◆ WHAT YOU SHOULD DO
Continue the write-up about the validator oracle's stale-data incident, starting right after its last paragraph.

◆ PAGE EXTRACT
--------------------------------

Liveness Is Not Freshness: A Stale-Data Incident in the Validator Oracle

Liveness Is Not Freshness: A Stale-Data Incident in the Validator Oracle

By walkonwayvs | Crypto Related Reviews | 31 May 2026


The Validator Oracle (TVO) is a paid Post Fiat agent that answers questions about validators using historical data it collects itself. A snapshot collector pulls each round's validator data files from the explorer on a schedule and stores them in a local database. The agent then answers questions against that stored history.

During Round 7, the collector stopped capturing new data and the agent kept answering from the previous round — no errors, no alerts, process fully up. This memo covers what happened, why it was invisible, and the two-layer fix. It's a failure mode any data-backed agent inherits: alive and stale at the same time, with uptime monitoring blind to it.

Incident timeline

  • The collector had been capturing each round's files reliably for weeks, requesting them from the explorer at a set of fixed paths.
  • The explorer reorganized where it published per-round output files — the same data, moved to new paths.
  • Round 7 went live under the new paths. The collector kept requesting the old paths and got 404 on every attempt.
  • The agent continued answering questions using the last round it had successfully captured (Round 6). Every answer looked normal. No errors surfaced.
  • The liveness monitor stayed green the entire time — the process was up, the work loop was running, the heartbeat was fresh.
  • The failure was found only by chance: a manual spot-check of one answer against the live leaderboard showed the agent's data was a round behind.
  • The fix was built and deployed the same session.

Root cause

The explorer changed where it published the files. The data TVO depends on moved to new paths, and the collector had the old paths hardcoded with no fallback. That alone would have been a simple bug. What made it dangerous was the second half: nothing in the system was watching whether the collected data was actually current.

Why the failure was invisible

A 404 from the explorer is not, by itself, an error condition. Rounds run weekly. For most of any given week there is no new round to capture, so the collector legitimately requests data and gets nothing back. A miss looks exactly like the normal waiting state between rounds.

So when the paths changed and every request returned 404, the collector recorded misses — exactly what it records during a normal quiet week. There was no anomaly to detect. It polled, got nothing, waited, and never noticed that "nothing" had stopped being temporary.

--------------------------------

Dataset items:
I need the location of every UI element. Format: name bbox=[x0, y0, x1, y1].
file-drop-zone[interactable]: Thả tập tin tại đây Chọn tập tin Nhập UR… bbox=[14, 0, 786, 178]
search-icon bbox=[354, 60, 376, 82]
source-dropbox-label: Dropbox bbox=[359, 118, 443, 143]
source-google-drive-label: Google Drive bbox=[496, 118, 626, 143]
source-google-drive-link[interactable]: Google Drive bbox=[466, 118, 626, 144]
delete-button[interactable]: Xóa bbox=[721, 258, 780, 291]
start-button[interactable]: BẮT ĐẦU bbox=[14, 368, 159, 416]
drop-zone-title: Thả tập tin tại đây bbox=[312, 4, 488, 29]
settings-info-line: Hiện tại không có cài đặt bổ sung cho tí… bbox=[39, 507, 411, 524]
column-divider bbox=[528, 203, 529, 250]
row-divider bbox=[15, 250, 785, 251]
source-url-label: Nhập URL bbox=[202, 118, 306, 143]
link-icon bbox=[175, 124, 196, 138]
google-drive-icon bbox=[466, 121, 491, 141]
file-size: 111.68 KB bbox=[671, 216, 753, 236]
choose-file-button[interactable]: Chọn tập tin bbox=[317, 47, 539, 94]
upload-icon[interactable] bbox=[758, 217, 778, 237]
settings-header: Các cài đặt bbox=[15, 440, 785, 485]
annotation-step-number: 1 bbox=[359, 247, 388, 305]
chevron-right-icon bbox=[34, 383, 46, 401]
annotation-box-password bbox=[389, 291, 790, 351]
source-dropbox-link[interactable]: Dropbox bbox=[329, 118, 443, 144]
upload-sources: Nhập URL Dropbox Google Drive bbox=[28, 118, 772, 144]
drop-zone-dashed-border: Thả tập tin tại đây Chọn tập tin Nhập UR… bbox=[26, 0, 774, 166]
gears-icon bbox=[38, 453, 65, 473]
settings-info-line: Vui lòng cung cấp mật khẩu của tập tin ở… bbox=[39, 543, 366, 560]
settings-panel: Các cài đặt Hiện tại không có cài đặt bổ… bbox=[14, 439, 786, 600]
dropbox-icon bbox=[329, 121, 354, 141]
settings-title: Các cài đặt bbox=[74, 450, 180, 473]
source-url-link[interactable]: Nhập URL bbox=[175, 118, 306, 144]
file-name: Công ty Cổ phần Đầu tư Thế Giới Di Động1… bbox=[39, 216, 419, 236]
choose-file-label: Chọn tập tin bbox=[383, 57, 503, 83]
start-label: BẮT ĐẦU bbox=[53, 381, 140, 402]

--------------------------------

◆ EXPECTED ANSWER
The agent, meanwhile, kept doing its job. Asked a question, it pulled the most recent round it had and answered — confident, well-formed, and wrong by exactly one round. To a user, and to every monitor watching the process, everything looked healthy.

The distinction the incident forces is between two different properties that are easy to conflate:

  • Liveness — is the process running and doing work? Yes. The whole time.
  • Freshness — is the data the process is working from actually current? No. And nothing was measuring it.

A liveness monitor watches the wrong signal for this failure class. It confirms the agent is alive. It cannot confirm the agent is right.

The fix, layer one: contract-aware fetching

The immediate break was the hardcoded paths. The fix is to try the new paths first and fall back to the old ones, per file, so the collector survives this contract change and the next one:

const fileKinds = [
  { kind: 'scores',   paths: ['outputs/validator_scores.json', 'scores.json'] },
  { kind: 'snapshot', paths: ['inputs/validator_evidence.json', 'snapshot.json'] },
  { kind: 'unl',      paths: ['outputs/selected_unl.json', 'unl.json'] }
];
// try each path in order; first 200 wins, else record a miss

When an upstream contract changes, the source's own published structure is the truth for the new paths, not guesswork. A fetcher that hardcodes one path is one reorganization away from silent failure.

But fallback only fixes the paths you already know about. It does nothing for the next silent break, which needs a separate signal: freshness.

The fix, layer two: a freshness monitor

The real gap was that nothing measured how old the newest captured data was. So the second layer is a separate monitor that does exactly that, and nothing else. It reads the timestamp of the most recent successful capture and alerts if that timestamp is older than it should be:

const STALE_MS = 8 * 24 * 60 * 60 * 1000; // 8 days (rounds run weekly)
let alerted = false;

function check() {
  const row = db.prepare('SELECT MAX(fetched_at) as latest FROM round_files').get();
  if (!row || !row.latest) return;
  const age = Date.now() - new Date(row.latest).getTime();
  if (age > STALE_MS && !alerted) {
    const days = Math.round(age / 86400000);
    notify(`TVO DATA STALE: no new round captured in ~${days} days. Source paths may have changed.`);
    alerted = true;
  } else if (age <= STALE_MS && alerted) {
    notify(`TVO data fresh again: new round captured.`);
    alerted = false;
  }
}

setInterval(check, 6 * 60 * 60 * 1000); // check every 6 hours
check();

It runs as its own service, independent of the agent and the liveness monitor, and edge-triggers — one alert when data goes stale, one when it recovers, no repeat spam.

The monitoring rule

The rule the incident produces is short: monitor the age of the newest successful source update, not process uptime and not polling activity.

Those last two are the traps. Uptime tells you the process is alive. Polling activity tells you it's trying. Neither tells you it's getting fresh data, and this failure lived precisely in the gap between trying and succeeding. The only signal that would have caught it is the one nothing was watching: how long since the last confirmed-good capture, measured against the known cadence of the source.

What this still does not catch

The 8-day window is a slow backstop. Because rounds are weekly, the threshold has to sit above a normal week-long gap to avoid false alarms, so a real stale-data problem can run for up to a week before it alerts. That is acceptable only because the cadence is weekly — it is not a model for a fast-moving source.

It also only knows whether something was captured recently, not whether what was captured is correct. A malformed but successfully-fetched payload would not trip it.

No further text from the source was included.